● **WHAT THE TASK REQUIRES**:
Drop every picture and give the entries back exactly.

^^^^

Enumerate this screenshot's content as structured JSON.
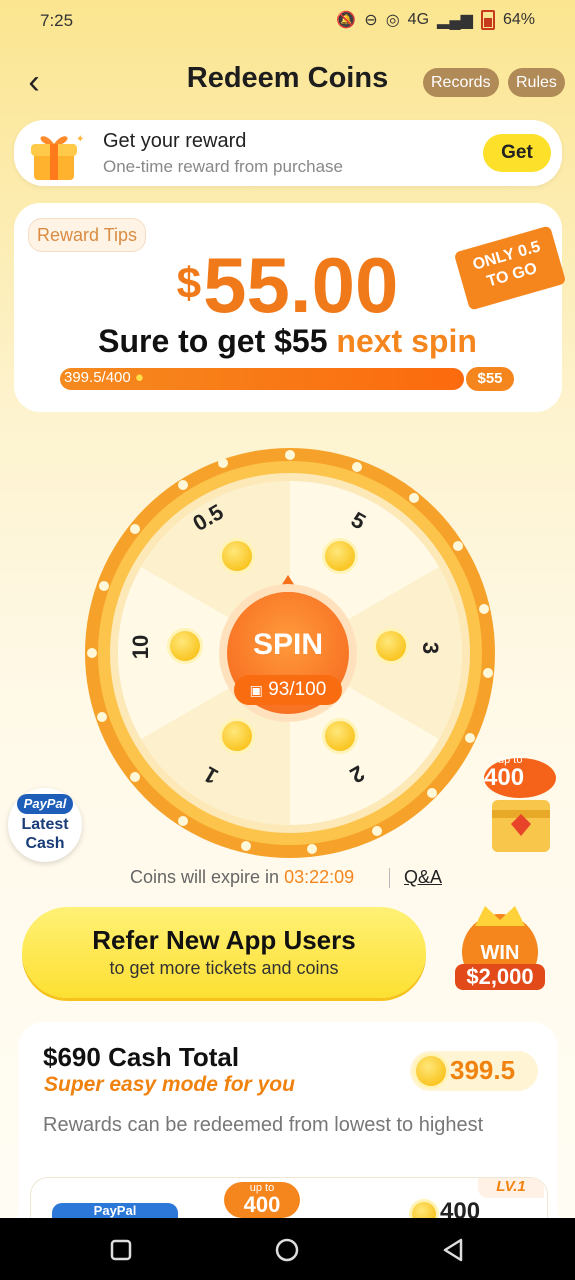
{
  "status": {
    "time": "7:25",
    "network": "4G",
    "battery": "64%"
  },
  "header": {
    "title": "Redeem Coins",
    "records": "Records",
    "rules": "Rules"
  },
  "reward_card": {
    "title": "Get your reward",
    "subtitle": "One-time reward from purchase",
    "button": "Get"
  },
  "tips_card": {
    "tag": "Reward Tips",
    "currency": "$",
    "amount": "55.00",
    "ribbon_line1": "ONLY 0.5",
    "ribbon_line2": "TO GO",
    "sure_prefix": "Sure to get $55",
    "sure_hl": "next spin",
    "progress_text": "399.5/400",
    "progress_fraction": 0.99875,
    "progress_end": "$55"
  },
  "wheel": {
    "spin_label": "SPIN",
    "tickets": "93/100",
    "segments": [
      "0.5",
      "5",
      "3",
      "2",
      "1",
      "10"
    ]
  },
  "paypal_badge": {
    "brand": "PayPal",
    "line1": "Latest",
    "line2": "Cash"
  },
  "chest": {
    "up_to": "up to",
    "amount": "400"
  },
  "expiry": {
    "prefix": "Coins will expire in",
    "time": "03:22:09",
    "qa": "Q&A"
  },
  "refer": {
    "title": "Refer New App Users",
    "subtitle": "to get more tickets and coins"
  },
  "win_badge": {
    "win": "WIN",
    "amount": "$2,000"
  },
  "cash_card": {
    "title": "$690 Cash Total",
    "subtitle": "Super easy mode for you",
    "balance": "399.5",
    "note": "Rewards can be redeemed from lowest to highest",
    "item_brand": "PayPal",
    "item_up_to": "up to",
    "item_up_amount": "400",
    "item_level": "LV.1",
    "item_coins": "400"
  }
}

^^^^

● **SOLUTION FOR THIS PROBLEM**:
Enumerate this screenshot's content as structured JSON.
{
  "status": {
    "time": "7:25",
    "network": "4G",
    "battery": "64%"
  },
  "header": {
    "title": "Redeem Coins",
    "records": "Records",
    "rules": "Rules"
  },
  "reward_card": {
    "title": "Get your reward",
    "subtitle": "One-time reward from purchase",
    "button": "Get"
  },
  "tips_card": {
    "tag": "Reward Tips",
    "currency": "$",
    "amount": "55.00",
    "ribbon_line1": "ONLY 0.5",
    "ribbon_line2": "TO GO",
    "sure_prefix": "Sure to get $55",
    "sure_hl": "next spin",
    "progress_text": "399.5/400",
    "progress_fraction": 0.99875,
    "progress_end": "$55"
  },
  "wheel": {
    "spin_label": "SPIN",
    "tickets": "93/100",
    "segments": [
      "0.5",
      "5",
      "3",
      "2",
      "1",
      "10"
    ]
  },
  "paypal_badge": {
    "brand": "PayPal",
    "line1": "Latest",
    "line2": "Cash"
  },
  "chest": {
    "up_to": "up to",
    "amount": "400"
  },
  "expiry": {
    "prefix": "Coins will expire in",
    "time": "03:22:09",
    "qa": "Q&A"
  },
  "refer": {
    "title": "Refer New App Users",
    "subtitle": "to get more tickets and coins"
  },
  "win_badge": {
    "win": "WIN",
    "amount": "$2,000"
  },
  "cash_card": {
    "title": "$690 Cash Total",
    "subtitle": "Super easy mode for you",
    "balance": "399.5",
    "note": "Rewards can be redeemed from lowest to highest",
    "item_brand": "PayPal",
    "item_up_to": "up to",
    "item_up_amount": "400",
    "item_level": "LV.1",
    "item_coins": "400"
  }
}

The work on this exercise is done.